WHAT YOU HAVE TO DO >> Each record is to be printed again precisely as it reads.

DATASET >>
* Begin *

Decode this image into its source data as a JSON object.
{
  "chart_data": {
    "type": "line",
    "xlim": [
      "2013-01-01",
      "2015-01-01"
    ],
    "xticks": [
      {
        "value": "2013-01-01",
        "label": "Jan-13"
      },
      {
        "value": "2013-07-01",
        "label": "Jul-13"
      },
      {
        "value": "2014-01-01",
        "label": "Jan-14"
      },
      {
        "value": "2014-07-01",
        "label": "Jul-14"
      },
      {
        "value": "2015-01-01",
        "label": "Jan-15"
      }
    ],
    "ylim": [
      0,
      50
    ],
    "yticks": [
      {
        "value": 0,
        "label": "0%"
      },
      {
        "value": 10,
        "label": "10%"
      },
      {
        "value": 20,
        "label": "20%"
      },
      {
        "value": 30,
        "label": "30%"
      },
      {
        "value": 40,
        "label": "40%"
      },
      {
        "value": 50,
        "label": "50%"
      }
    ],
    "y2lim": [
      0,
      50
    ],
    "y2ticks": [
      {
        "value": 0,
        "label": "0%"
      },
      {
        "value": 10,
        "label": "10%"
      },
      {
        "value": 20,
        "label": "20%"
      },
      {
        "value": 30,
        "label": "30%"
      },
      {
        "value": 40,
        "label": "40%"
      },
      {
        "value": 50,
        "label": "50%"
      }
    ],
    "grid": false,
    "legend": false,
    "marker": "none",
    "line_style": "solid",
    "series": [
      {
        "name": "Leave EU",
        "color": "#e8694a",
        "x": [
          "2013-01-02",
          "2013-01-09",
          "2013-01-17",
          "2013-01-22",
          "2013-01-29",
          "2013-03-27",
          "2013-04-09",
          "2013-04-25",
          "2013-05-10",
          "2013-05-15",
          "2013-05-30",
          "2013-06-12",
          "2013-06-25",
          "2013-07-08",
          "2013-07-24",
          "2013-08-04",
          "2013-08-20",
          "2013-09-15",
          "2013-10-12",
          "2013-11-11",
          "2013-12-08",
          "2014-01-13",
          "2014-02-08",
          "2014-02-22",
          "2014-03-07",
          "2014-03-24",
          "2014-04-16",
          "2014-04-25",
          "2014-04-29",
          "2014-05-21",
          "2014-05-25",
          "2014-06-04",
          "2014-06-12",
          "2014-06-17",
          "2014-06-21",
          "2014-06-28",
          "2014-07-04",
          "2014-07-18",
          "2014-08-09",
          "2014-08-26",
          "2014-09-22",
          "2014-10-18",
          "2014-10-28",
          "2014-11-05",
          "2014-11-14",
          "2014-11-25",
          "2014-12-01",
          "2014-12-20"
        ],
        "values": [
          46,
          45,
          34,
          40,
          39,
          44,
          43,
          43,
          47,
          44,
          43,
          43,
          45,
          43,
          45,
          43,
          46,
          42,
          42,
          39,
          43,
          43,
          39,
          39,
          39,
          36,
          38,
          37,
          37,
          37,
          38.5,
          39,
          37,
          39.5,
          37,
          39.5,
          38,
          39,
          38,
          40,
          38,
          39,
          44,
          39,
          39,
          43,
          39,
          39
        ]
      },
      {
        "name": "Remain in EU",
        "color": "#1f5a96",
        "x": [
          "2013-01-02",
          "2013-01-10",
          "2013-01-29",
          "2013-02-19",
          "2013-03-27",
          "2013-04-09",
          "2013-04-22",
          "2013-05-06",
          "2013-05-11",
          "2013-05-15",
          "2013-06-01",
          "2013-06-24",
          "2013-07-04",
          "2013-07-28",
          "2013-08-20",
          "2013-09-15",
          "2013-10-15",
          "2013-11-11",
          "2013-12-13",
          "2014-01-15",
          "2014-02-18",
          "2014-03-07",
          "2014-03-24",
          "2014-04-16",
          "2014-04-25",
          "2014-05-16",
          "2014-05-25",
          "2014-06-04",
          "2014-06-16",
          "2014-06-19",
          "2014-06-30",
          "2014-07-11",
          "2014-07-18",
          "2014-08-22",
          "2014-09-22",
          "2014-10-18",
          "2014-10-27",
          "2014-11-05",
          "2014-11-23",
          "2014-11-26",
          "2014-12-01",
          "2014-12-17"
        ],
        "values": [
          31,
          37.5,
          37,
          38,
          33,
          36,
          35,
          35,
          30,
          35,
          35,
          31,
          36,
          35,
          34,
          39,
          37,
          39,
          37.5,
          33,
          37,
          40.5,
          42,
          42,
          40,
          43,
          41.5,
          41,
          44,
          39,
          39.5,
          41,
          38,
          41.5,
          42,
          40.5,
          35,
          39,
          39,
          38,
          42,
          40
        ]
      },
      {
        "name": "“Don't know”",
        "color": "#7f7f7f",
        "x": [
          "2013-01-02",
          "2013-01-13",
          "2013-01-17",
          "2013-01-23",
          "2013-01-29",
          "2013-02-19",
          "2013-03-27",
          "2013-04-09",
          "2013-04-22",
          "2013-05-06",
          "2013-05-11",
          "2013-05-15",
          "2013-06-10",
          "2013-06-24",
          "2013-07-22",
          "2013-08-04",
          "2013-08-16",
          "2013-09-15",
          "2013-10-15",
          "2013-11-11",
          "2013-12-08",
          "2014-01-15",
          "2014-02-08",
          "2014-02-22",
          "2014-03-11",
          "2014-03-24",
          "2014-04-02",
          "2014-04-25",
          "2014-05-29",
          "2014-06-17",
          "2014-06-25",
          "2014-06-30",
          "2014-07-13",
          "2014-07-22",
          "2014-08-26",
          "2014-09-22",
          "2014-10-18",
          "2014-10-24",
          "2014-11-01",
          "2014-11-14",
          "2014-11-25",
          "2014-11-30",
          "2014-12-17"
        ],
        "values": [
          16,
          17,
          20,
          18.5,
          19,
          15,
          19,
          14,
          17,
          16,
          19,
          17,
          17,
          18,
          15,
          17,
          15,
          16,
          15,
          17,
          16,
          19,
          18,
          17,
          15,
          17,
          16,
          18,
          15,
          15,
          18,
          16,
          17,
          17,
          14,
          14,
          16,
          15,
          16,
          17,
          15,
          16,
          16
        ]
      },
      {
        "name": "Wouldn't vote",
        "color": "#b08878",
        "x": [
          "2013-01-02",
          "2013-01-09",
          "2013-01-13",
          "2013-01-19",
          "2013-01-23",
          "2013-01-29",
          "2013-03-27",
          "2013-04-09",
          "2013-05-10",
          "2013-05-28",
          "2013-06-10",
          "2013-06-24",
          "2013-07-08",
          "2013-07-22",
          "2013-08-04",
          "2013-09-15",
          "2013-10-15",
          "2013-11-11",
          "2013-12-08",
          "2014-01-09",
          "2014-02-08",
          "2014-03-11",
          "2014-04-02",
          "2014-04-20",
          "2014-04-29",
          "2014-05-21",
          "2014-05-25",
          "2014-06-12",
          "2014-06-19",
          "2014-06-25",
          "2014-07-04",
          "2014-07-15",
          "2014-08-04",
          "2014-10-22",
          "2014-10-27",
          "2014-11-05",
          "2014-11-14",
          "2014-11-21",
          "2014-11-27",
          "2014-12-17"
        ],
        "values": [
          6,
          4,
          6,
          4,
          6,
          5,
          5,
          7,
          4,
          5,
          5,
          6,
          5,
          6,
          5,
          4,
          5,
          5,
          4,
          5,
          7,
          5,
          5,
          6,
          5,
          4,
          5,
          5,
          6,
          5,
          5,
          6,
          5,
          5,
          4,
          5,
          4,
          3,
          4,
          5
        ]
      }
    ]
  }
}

* End *

EXERCISE RESPONSE >>
Decode this image into its source data as a JSON object.
{
  "chart_data": {
    "type": "line",
    "xlim": [
      "2013-01-01",
      "2015-01-01"
    ],
    "xticks": [
      {
        "value": "2013-01-01",
        "label": "Jan-13"
      },
      {
        "value": "2013-07-01",
        "label": "Jul-13"
      },
      {
        "value": "2014-01-01",
        "label": "Jan-14"
      },
      {
        "value": "2014-07-01",
        "label": "Jul-14"
      },
      {
        "value": "2015-01-01",
        "label": "Jan-15"
      }
    ],
    "ylim": [
      0,
      50
    ],
    "yticks": [
      {
        "value": 0,
        "label": "0%"
      },
      {
        "value": 10,
        "label": "10%"
      },
      {
        "value": 20,
        "label": "20%"
      },
      {
        "value": 30,
        "label": "30%"
      },
      {
        "value": 40,
        "label": "40%"
      },
      {
        "value": 50,
        "label": "50%"
      }
    ],
    "y2lim": [
      0,
      50
    ],
    "y2ticks": [
      {
        "value": 0,
        "label": "0%"
      },
      {
        "value": 10,
        "label": "10%"
      },
      {
        "value": 20,
        "label": "20%"
      },
      {
        "value": 30,
        "label": "30%"
      },
      {
        "value": 40,
        "label": "40%"
      },
      {
        "value": 50,
        "label": "50%"
      }
    ],
    "grid": false,
    "legend": false,
    "marker": "none",
    "line_style": "solid",
    "series": [
      {
        "name": "Leave EU",
        "color": "#e8694a",
        "x": [
          "2013-01-02",
          "2013-01-09",
          "2013-01-17",
          "2013-01-22",
          "2013-01-29",
          "2013-03-27",
          "2013-04-09",
          "2013-04-25",
          "2013-05-10",
          "2013-05-15",
          "2013-05-30",
          "2013-06-12",
          "2013-06-25",
          "2013-07-08",
          "2013-07-24",
          "2013-08-04",
          "2013-08-20",
          "2013-09-15",
          "2013-10-12",
          "2013-11-11",
          "2013-12-08",
          "2014-01-13",
          "2014-02-08",
          "2014-02-22",
          "2014-03-07",
          "2014-03-24",
          "2014-04-16",
          "2014-04-25",
          "2014-04-29",
          "2014-05-21",
          "2014-05-25",
          "2014-06-04",
          "2014-06-12",
          "2014-06-17",
          "2014-06-21",
          "2014-06-28",
          "2014-07-04",
          "2014-07-18",
          "2014-08-09",
          "2014-08-26",
          "2014-09-22",
          "2014-10-18",
          "2014-10-28",
          "2014-11-05",
          "2014-11-14",
          "2014-11-25",
          "2014-12-01",
          "2014-12-20"
        ],
        "values": [
          46,
          45,
          34,
          40,
          39,
          44,
          43,
          43,
          47,
          44,
          43,
          43,
          45,
          43,
          45,
          43,
          46,
          42,
          42,
          39,
          43,
          43,
          39,
          39,
          39,
          36,
          38,
          37,
          37,
          37,
          38.5,
          39,
          37,
          39.5,
          37,
          39.5,
          38,
          39,
          38,
          40,
          38,
          39,
          44,
          39,
          39,
          43,
          39,
          39
        ]
      },
      {
        "name": "Remain in EU",
        "color": "#1f5a96",
        "x": [
          "2013-01-02",
          "2013-01-10",
          "2013-01-29",
          "2013-02-19",
          "2013-03-27",
          "2013-04-09",
          "2013-04-22",
          "2013-05-06",
          "2013-05-11",
          "2013-05-15",
          "2013-06-01",
          "2013-06-24",
          "2013-07-04",
          "2013-07-28",
          "2013-08-20",
          "2013-09-15",
          "2013-10-15",
          "2013-11-11",
          "2013-12-13",
          "2014-01-15",
          "2014-02-18",
          "2014-03-07",
          "2014-03-24",
          "2014-04-16",
          "2014-04-25",
          "2014-05-16",
          "2014-05-25",
          "2014-06-04",
          "2014-06-16",
          "2014-06-19",
          "2014-06-30",
          "2014-07-11",
          "2014-07-18",
          "2014-08-22",
          "2014-09-22",
          "2014-10-18",
          "2014-10-27",
          "2014-11-05",
          "2014-11-23",
          "2014-11-26",
          "2014-12-01",
          "2014-12-17"
        ],
        "values": [
          31,
          37.5,
          37,
          38,
          33,
          36,
          35,
          35,
          30,
          35,
          35,
          31,
          36,
          35,
          34,
          39,
          37,
          39,
          37.5,
          33,
          37,
          40.5,
          42,
          42,
          40,
          43,
          41.5,
          41,
          44,
          39,
          39.5,
          41,
          38,
          41.5,
          42,
          40.5,
          35,
          39,
          39,
          38,
          42,
          40
        ]
      },
      {
        "name": "“Don't know”",
        "color": "#7f7f7f",
        "x": [
          "2013-01-02",
          "2013-01-13",
          "2013-01-17",
          "2013-01-23",
          "2013-01-29",
          "2013-02-19",
          "2013-03-27",
          "2013-04-09",
          "2013-04-22",
          "2013-05-06",
          "2013-05-11",
          "2013-05-15",
          "2013-06-10",
          "2013-06-24",
          "2013-07-22",
          "2013-08-04",
          "2013-08-16",
          "2013-09-15",
          "2013-10-15",
          "2013-11-11",
          "2013-12-08",
          "2014-01-15",
          "2014-02-08",
          "2014-02-22",
          "2014-03-11",
          "2014-03-24",
          "2014-04-02",
          "2014-04-25",
          "2014-05-29",
          "2014-06-17",
          "2014-06-25",
          "2014-06-30",
          "2014-07-13",
          "2014-07-22",
          "2014-08-26",
          "2014-09-22",
          "2014-10-18",
          "2014-10-24",
          "2014-11-01",
          "2014-11-14",
          "2014-11-25",
          "2014-11-30",
          "2014-12-17"
        ],
        "values": [
          16,
          17,
          20,
          18.5,
          19,
          15,
          19,
          14,
          17,
          16,
          19,
          17,
          17,
          18,
          15,
          17,
          15,
          16,
          15,
          17,
          16,
          19,
          18,
          17,
          15,
          17,
          16,
          18,
          15,
          15,
          18,
          16,
          17,
          17,
          14,
          14,
          16,
          15,
          16,
          17,
          15,
          16,
          16
        ]
      },
      {
        "name": "Wouldn't vote",
        "color": "#b08878",
        "x": [
          "2013-01-02",
          "2013-01-09",
          "2013-01-13",
          "2013-01-19",
          "2013-01-23",
          "2013-01-29",
          "2013-03-27",
          "2013-04-09",
          "2013-05-10",
          "2013-05-28",
          "2013-06-10",
          "2013-06-24",
          "2013-07-08",
          "2013-07-22",
          "2013-08-04",
          "2013-09-15",
          "2013-10-15",
          "2013-11-11",
          "2013-12-08",
          "2014-01-09",
          "2014-02-08",
          "2014-03-11",
          "2014-04-02",
          "2014-04-20",
          "2014-04-29",
          "2014-05-21",
          "2014-05-25",
          "2014-06-12",
          "2014-06-19",
          "2014-06-25",
          "2014-07-04",
          "2014-07-15",
          "2014-08-04",
          "2014-10-22",
          "2014-10-27",
          "2014-11-05",
          "2014-11-14",
          "2014-11-21",
          "2014-11-27",
          "2014-12-17"
        ],
        "values": [
          6,
          4,
          6,
          4,
          6,
          5,
          5,
          7,
          4,
          5,
          5,
          6,
          5,
          6,
          5,
          4,
          5,
          5,
          4,
          5,
          7,
          5,
          5,
          6,
          5,
          4,
          5,
          5,
          6,
          5,
          5,
          6,
          5,
          5,
          4,
          5,
          4,
          3,
          4,
          5
        ]
      }
    ]
  }
}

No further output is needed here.